* _PROMPT_: Lay out every line of the material below as a Markdown table with two columns, "No." and "Entry", numbering the rows in order and leaving out any blank lines.

Collected data entries
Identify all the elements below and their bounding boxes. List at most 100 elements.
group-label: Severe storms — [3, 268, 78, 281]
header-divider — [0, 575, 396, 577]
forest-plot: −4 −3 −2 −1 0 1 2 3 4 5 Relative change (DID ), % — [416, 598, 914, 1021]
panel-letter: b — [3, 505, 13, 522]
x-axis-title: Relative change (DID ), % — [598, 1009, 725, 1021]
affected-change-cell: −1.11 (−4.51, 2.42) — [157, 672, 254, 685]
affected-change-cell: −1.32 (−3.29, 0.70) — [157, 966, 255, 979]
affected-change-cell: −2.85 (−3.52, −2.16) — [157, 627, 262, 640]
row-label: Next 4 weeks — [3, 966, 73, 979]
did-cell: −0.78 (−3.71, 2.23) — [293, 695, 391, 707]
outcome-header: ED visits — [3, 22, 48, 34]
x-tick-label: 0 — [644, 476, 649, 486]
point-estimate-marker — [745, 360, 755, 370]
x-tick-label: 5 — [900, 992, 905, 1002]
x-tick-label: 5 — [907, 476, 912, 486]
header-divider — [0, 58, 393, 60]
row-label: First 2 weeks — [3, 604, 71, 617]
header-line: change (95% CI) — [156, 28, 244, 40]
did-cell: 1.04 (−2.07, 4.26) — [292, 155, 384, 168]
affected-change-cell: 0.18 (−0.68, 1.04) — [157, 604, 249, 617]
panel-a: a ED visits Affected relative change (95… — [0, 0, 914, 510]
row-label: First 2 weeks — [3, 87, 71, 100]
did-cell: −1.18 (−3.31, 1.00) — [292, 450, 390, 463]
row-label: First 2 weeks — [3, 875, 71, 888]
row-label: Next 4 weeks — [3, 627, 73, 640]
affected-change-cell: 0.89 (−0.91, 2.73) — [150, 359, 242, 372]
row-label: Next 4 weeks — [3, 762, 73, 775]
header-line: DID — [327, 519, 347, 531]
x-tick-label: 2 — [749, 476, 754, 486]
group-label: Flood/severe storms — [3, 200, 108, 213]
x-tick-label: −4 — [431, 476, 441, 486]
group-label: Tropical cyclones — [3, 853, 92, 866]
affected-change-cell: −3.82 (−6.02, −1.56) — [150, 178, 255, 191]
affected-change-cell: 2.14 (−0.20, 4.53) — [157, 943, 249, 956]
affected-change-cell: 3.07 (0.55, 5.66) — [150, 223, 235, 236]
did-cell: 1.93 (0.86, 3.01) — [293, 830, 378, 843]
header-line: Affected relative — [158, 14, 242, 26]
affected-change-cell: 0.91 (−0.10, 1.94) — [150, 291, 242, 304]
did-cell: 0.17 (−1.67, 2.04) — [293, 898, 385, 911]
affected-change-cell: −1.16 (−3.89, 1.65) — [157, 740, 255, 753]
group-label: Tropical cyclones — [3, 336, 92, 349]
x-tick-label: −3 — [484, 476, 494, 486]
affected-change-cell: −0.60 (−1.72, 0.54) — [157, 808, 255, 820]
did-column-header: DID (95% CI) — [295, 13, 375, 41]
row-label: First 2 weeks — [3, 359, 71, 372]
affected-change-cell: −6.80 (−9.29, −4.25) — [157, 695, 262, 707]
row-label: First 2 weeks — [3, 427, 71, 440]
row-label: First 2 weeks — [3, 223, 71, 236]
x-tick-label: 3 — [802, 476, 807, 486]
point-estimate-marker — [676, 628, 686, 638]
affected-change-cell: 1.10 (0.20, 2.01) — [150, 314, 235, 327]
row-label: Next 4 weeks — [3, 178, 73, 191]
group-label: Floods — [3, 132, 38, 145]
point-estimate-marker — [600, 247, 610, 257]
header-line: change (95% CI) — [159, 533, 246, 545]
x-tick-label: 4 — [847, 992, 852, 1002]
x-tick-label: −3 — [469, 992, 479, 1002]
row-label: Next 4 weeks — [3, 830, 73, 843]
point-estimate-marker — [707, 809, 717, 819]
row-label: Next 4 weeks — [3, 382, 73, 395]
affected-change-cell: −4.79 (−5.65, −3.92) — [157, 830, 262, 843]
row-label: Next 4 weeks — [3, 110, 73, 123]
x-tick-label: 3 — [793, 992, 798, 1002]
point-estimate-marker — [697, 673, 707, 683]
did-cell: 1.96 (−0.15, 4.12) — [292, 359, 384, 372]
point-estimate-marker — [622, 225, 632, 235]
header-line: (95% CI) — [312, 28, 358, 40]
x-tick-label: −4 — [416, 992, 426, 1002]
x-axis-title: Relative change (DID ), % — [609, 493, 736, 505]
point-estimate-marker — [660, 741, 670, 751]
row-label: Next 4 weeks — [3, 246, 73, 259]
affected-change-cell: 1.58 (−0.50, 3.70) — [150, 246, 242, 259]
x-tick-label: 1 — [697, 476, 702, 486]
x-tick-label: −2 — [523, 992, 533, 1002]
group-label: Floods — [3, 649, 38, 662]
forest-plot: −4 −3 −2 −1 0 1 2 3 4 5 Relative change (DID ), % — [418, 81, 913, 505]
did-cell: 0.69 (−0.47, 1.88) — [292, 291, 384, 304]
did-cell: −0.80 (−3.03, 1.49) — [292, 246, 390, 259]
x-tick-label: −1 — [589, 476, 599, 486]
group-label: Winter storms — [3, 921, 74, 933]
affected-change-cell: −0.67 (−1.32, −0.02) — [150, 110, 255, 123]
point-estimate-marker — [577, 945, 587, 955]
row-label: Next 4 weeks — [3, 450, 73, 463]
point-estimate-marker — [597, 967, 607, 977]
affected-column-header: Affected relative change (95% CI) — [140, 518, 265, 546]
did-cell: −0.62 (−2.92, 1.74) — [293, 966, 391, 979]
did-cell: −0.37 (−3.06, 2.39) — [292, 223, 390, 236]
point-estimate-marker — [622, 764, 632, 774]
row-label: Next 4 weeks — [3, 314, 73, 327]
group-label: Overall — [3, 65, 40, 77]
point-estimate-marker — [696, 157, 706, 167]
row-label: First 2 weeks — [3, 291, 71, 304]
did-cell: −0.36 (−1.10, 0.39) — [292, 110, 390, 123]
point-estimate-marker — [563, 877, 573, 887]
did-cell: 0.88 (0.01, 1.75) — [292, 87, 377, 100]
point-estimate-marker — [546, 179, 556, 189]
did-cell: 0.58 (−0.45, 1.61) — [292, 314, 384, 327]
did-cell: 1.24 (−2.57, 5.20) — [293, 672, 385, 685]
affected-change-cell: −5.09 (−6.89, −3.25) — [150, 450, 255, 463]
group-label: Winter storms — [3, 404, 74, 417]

* _SOLUTION_:
| No. | Entry |
|---|---|
| 1 | Identify all the elements below and their bounding boxes. List at most 100 elements. |
| 2 | group-label: Severe storms — [3, 268, 78, 281] |
| 3 | header-divider — [0, 575, 396, 577] |
| 4 | forest-plot: −4 −3 −2 −1 0 1 2 3 4 5 Relative change (DID ), % — [416, 598, 914, 1021] |
| 5 | panel-letter: b — [3, 505, 13, 522] |
| 6 | x-axis-title: Relative change (DID ), % — [598, 1009, 725, 1021] |
| 7 | affected-change-cell: −1.11 (−4.51, 2.42) — [157, 672, 254, 685] |
| 8 | affected-change-cell: −1.32 (−3.29, 0.70) — [157, 966, 255, 979] |
| 9 | affected-change-cell: −2.85 (−3.52, −2.16) — [157, 627, 262, 640] |
| 10 | row-label: Next 4 weeks — [3, 966, 73, 979] |
| 11 | did-cell: −0.78 (−3.71, 2.23) — [293, 695, 391, 707] |
| 12 | outcome-header: ED visits — [3, 22, 48, 34] |
| 13 | x-tick-label: 0 — [644, 476, 649, 486] |
| 14 | point-estimate-marker — [745, 360, 755, 370] |
| 15 | x-tick-label: 5 — [900, 992, 905, 1002] |
| 16 | x-tick-label: 5 — [907, 476, 912, 486] |
| 17 | header-divider — [0, 58, 393, 60] |
| 18 | row-label: First 2 weeks — [3, 604, 71, 617] |
| 19 | header-line: change (95% CI) — [156, 28, 244, 40] |
| 20 | did-cell: 1.04 (−2.07, 4.26) — [292, 155, 384, 168] |
| 21 | affected-change-cell: 0.18 (−0.68, 1.04) — [157, 604, 249, 617] |
| 22 | panel-a: a ED visits Affected relative change (95… — [0, 0, 914, 510] |
| 23 | row-label: First 2 weeks — [3, 87, 71, 100] |
| 24 | did-cell: −1.18 (−3.31, 1.00) — [292, 450, 390, 463] |
| 25 | row-label: First 2 weeks — [3, 875, 71, 888] |
| 26 | row-label: Next 4 weeks — [3, 627, 73, 640] |
| 27 | affected-change-cell: 0.89 (−0.91, 2.73) — [150, 359, 242, 372] |
| 28 | row-label: Next 4 weeks — [3, 762, 73, 775] |
| 29 | header-line: DID — [327, 519, 347, 531] |
| 30 | x-tick-label: 2 — [749, 476, 754, 486] |
| 31 | group-label: Flood/severe storms — [3, 200, 108, 213] |
| 32 | x-tick-label: −4 — [431, 476, 441, 486] |
| 33 | group-label: Tropical cyclones — [3, 853, 92, 866] |
| 34 | affected-change-cell: −3.82 (−6.02, −1.56) — [150, 178, 255, 191] |
| 35 | affected-change-cell: 2.14 (−0.20, 4.53) — [157, 943, 249, 956] |
| 36 | affected-change-cell: 3.07 (0.55, 5.66) — [150, 223, 235, 236] |
| 37 | did-cell: 1.93 (0.86, 3.01) — [293, 830, 378, 843] |
| 38 | header-line: Affected relative — [158, 14, 242, 26] |
| 39 | affected-change-cell: 0.91 (−0.10, 1.94) — [150, 291, 242, 304] |
| 40 | did-cell: 0.17 (−1.67, 2.04) — [293, 898, 385, 911] |
| 41 | affected-change-cell: −1.16 (−3.89, 1.65) — [157, 740, 255, 753] |
| 42 | group-label: Tropical cyclones — [3, 336, 92, 349] |
| 43 | x-tick-label: −3 — [484, 476, 494, 486] |
| 44 | affected-change-cell: −0.60 (−1.72, 0.54) — [157, 808, 255, 820] |
| 45 | did-column-header: DID (95% CI) — [295, 13, 375, 41] |
| 46 | row-label: First 2 weeks — [3, 359, 71, 372] |
| 47 | affected-change-cell: −6.80 (−9.29, −4.25) — [157, 695, 262, 707] |
| 48 | row-label: First 2 weeks — [3, 427, 71, 440] |
| 49 | row-label: First 2 weeks — [3, 223, 71, 236] |
| 50 | x-tick-label: 3 — [802, 476, 807, 486] |
| 51 | point-estimate-marker — [676, 628, 686, 638] |
| 52 | affected-change-cell: 1.10 (0.20, 2.01) — [150, 314, 235, 327] |
| 53 | row-label: Next 4 weeks — [3, 178, 73, 191] |
| 54 | group-label: Floods — [3, 132, 38, 145] |
| 55 | point-estimate-marker — [600, 247, 610, 257] |
| 56 | header-line: change (95% CI) — [159, 533, 246, 545] |
| 57 | x-tick-label: 4 — [847, 992, 852, 1002] |
| 58 | x-tick-label: −3 — [469, 992, 479, 1002] |
| 59 | row-label: Next 4 weeks — [3, 830, 73, 843] |
| 60 | point-estimate-marker — [707, 809, 717, 819] |
| 61 | row-label: Next 4 weeks — [3, 382, 73, 395] |
| 62 | affected-change-cell: −4.79 (−5.65, −3.92) — [157, 830, 262, 843] |
| 63 | row-label: Next 4 weeks — [3, 110, 73, 123] |
| 64 | x-tick-label: 3 — [793, 992, 798, 1002] |
| 65 | point-estimate-marker — [697, 673, 707, 683] |
| 66 | did-cell: 1.96 (−0.15, 4.12) — [292, 359, 384, 372] |
| 67 | point-estimate-marker — [622, 225, 632, 235] |
| 68 | header-line: (95% CI) — [312, 28, 358, 40] |
| 69 | x-tick-label: −4 — [416, 992, 426, 1002] |
| 70 | x-axis-title: Relative change (DID ), % — [609, 493, 736, 505] |
| 71 | point-estimate-marker — [660, 741, 670, 751] |
| 72 | row-label: Next 4 weeks — [3, 246, 73, 259] |
| 73 | affected-change-cell: 1.58 (−0.50, 3.70) — [150, 246, 242, 259] |
| 74 | x-tick-label: 1 — [697, 476, 702, 486] |
| 75 | x-tick-label: −2 — [523, 992, 533, 1002] |
| 76 | group-label: Floods — [3, 649, 38, 662] |
| 77 | forest-plot: −4 −3 −2 −1 0 1 2 3 4 5 Relative change (DID ), % — [418, 81, 913, 505] |
| 78 | did-cell: 0.69 (−0.47, 1.88) — [292, 291, 384, 304] |
| 79 | did-cell: −0.80 (−3.03, 1.49) — [292, 246, 390, 259] |
| 80 | x-tick-label: −1 — [589, 476, 599, 486] |
| 81 | group-label: Winter storms — [3, 921, 74, 933] |
| 82 | affected-change-cell: −0.67 (−1.32, −0.02) — [150, 110, 255, 123] |
| 83 | point-estimate-marker — [577, 945, 587, 955] |
| 84 | row-label: Next 4 weeks — [3, 450, 73, 463] |
| 85 | point-estimate-marker — [597, 967, 607, 977] |
| 86 | affected-column-header: Affected relative change (95% CI) — [140, 518, 265, 546] |
| 87 | did-cell: −0.62 (−2.92, 1.74) — [293, 966, 391, 979] |
| 88 | did-cell: −0.37 (−3.06, 2.39) — [292, 223, 390, 236] |
| 89 | point-estimate-marker — [622, 764, 632, 774] |
| 90 | row-label: Next 4 weeks — [3, 314, 73, 327] |
| 91 | group-label: Overall — [3, 65, 40, 77] |
| 92 | point-estimate-marker — [696, 157, 706, 167] |
| 93 | row-label: First 2 weeks — [3, 291, 71, 304] |
| 94 | did-cell: −0.36 (−1.10, 0.39) — [292, 110, 390, 123] |
| 95 | point-estimate-marker — [563, 877, 573, 887] |
| 96 | did-cell: 0.88 (0.01, 1.75) — [292, 87, 377, 100] |
| 97 | point-estimate-marker — [546, 179, 556, 189] |
| 98 | did-cell: 0.58 (−0.45, 1.61) — [292, 314, 384, 327] |
| 99 | did-cell: 1.24 (−2.57, 5.20) — [293, 672, 385, 685] |
| 100 | affected-change-cell: −5.09 (−6.89, −3.25) — [150, 450, 255, 463] |
| 101 | group-label: Winter storms — [3, 404, 74, 417] |